STATED EXERCISE
Read the lines that follow and tally those with the word "screenshot"; give the number and nothing else.

EXTRACTED DATA

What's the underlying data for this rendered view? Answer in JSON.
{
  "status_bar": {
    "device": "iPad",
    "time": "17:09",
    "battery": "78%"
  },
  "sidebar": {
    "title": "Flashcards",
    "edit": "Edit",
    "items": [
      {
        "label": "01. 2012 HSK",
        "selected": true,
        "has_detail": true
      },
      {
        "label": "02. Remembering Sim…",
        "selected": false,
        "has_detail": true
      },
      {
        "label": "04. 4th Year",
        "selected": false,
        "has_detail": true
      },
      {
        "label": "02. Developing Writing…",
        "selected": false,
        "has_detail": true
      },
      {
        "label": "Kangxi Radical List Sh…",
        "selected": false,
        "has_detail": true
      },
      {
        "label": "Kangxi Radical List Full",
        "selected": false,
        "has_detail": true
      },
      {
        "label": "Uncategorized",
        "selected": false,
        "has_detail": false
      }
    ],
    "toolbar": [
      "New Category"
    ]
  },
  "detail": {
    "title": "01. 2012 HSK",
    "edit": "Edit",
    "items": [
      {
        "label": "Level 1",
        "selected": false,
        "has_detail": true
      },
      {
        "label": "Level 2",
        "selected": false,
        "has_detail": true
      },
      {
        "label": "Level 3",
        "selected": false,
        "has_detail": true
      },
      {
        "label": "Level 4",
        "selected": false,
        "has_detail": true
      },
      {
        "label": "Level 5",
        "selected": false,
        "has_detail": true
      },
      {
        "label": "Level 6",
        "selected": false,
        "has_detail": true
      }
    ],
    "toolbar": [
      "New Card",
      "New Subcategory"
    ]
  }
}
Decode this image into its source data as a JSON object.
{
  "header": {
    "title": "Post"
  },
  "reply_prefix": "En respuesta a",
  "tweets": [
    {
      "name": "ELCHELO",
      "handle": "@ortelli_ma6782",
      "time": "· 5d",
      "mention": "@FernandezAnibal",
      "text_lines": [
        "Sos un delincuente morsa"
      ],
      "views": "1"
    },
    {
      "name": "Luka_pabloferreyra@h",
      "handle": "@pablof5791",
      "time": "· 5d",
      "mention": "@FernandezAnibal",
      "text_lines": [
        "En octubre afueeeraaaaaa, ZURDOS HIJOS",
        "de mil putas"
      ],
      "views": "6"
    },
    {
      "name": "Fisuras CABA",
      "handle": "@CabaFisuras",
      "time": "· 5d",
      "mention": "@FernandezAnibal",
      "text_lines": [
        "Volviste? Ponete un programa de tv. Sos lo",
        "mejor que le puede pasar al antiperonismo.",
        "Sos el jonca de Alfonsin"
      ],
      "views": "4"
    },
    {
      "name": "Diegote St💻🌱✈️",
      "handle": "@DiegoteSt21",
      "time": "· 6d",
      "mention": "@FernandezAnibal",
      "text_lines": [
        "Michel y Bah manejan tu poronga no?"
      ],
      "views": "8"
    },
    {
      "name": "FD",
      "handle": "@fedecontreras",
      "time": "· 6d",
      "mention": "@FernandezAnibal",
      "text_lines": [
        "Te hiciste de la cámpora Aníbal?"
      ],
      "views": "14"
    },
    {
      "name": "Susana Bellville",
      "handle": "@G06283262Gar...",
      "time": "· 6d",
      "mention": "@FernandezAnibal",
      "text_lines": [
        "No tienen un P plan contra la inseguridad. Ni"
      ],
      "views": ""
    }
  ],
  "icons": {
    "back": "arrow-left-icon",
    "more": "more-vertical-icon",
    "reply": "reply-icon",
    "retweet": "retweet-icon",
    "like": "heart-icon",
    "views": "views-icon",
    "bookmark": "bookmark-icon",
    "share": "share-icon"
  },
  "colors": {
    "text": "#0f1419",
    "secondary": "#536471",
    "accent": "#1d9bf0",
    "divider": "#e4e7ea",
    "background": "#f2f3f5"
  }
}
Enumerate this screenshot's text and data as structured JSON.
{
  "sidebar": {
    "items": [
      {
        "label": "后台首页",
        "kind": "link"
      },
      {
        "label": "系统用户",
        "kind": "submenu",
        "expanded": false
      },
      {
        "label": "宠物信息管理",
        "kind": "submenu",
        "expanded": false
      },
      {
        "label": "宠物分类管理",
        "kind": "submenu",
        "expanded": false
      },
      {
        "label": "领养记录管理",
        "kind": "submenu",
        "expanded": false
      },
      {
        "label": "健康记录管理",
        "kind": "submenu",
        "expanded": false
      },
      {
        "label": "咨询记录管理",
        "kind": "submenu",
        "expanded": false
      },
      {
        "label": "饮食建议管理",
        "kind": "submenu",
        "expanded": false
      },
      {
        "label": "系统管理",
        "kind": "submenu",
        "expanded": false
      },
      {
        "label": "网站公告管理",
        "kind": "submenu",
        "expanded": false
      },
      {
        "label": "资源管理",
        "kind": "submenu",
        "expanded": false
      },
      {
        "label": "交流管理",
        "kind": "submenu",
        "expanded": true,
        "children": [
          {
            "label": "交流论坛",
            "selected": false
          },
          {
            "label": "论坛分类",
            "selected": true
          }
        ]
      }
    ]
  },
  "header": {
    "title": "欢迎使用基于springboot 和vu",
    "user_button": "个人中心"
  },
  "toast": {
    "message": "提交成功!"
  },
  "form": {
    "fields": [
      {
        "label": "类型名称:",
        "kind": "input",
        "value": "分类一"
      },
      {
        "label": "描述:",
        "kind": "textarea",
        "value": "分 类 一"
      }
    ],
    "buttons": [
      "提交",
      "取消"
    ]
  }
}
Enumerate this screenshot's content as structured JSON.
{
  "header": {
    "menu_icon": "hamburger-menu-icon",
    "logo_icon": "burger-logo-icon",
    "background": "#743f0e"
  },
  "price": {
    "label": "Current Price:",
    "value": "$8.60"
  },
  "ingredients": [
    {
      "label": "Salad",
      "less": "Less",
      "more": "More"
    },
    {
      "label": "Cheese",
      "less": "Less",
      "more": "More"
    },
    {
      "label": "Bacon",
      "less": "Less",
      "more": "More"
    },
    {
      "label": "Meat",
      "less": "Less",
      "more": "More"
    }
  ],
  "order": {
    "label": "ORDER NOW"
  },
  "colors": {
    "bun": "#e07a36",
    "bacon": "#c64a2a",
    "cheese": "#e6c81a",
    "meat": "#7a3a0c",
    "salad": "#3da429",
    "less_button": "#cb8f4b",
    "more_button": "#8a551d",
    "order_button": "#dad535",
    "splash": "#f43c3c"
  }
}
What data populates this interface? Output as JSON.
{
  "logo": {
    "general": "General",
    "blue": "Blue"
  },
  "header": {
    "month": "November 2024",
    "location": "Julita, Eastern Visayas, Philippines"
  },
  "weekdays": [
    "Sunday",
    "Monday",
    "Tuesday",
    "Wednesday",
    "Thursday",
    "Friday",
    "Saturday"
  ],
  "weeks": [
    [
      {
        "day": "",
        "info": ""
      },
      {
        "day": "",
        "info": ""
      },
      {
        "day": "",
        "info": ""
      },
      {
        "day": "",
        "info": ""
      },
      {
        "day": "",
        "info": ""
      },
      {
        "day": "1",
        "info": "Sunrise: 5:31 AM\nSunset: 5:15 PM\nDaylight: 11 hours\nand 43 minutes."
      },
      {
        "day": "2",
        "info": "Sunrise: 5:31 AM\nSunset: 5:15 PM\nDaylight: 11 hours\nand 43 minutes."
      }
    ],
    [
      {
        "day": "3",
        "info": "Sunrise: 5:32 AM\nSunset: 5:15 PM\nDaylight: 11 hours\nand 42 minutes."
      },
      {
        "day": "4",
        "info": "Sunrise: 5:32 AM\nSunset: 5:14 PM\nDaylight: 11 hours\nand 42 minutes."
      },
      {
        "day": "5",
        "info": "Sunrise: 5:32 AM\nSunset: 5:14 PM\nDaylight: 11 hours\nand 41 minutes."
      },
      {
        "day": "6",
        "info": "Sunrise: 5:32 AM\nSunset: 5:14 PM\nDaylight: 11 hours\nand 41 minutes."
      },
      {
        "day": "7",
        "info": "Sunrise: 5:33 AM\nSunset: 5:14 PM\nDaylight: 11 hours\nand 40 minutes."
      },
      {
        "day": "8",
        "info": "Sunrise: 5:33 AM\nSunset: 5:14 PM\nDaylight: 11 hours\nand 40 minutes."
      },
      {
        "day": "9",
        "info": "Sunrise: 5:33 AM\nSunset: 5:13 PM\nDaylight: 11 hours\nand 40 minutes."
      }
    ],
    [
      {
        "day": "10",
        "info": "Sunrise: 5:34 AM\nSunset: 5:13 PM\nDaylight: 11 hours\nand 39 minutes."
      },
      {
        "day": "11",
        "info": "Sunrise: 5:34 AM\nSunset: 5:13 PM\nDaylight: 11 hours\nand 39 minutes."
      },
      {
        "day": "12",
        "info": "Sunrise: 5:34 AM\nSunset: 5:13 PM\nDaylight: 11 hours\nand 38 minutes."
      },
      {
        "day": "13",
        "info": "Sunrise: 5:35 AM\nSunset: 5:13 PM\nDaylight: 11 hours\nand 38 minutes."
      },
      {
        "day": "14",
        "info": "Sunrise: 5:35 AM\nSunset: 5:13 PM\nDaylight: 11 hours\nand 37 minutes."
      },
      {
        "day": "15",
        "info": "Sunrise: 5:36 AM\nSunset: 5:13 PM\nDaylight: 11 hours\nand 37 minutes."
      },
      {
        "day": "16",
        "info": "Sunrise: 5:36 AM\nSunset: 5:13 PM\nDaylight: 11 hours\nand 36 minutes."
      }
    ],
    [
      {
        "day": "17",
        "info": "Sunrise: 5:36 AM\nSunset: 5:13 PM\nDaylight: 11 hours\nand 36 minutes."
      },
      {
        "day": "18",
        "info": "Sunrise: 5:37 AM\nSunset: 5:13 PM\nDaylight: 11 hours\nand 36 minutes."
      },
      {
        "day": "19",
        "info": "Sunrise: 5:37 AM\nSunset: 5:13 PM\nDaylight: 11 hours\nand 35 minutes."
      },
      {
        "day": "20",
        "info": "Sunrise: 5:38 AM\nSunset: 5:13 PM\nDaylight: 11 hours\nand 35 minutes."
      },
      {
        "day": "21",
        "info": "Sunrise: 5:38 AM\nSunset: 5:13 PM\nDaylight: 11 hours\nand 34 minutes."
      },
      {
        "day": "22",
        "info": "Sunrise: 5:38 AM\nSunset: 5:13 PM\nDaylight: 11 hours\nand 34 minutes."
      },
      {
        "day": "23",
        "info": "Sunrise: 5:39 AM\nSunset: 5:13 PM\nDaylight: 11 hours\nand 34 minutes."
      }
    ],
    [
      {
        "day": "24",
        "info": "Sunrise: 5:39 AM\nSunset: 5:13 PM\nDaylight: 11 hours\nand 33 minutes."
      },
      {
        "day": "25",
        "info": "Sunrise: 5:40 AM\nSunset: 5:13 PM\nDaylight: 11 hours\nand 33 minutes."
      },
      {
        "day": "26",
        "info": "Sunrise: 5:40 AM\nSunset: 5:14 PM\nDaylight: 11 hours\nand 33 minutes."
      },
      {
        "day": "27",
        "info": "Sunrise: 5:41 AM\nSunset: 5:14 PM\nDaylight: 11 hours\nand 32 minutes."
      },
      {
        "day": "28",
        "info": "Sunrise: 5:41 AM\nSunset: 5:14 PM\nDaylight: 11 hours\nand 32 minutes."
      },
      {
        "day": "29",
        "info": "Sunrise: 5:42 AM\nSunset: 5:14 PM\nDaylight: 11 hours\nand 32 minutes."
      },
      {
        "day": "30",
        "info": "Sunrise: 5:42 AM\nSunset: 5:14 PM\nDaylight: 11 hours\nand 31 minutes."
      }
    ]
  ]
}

WRITTEN ANSWER
2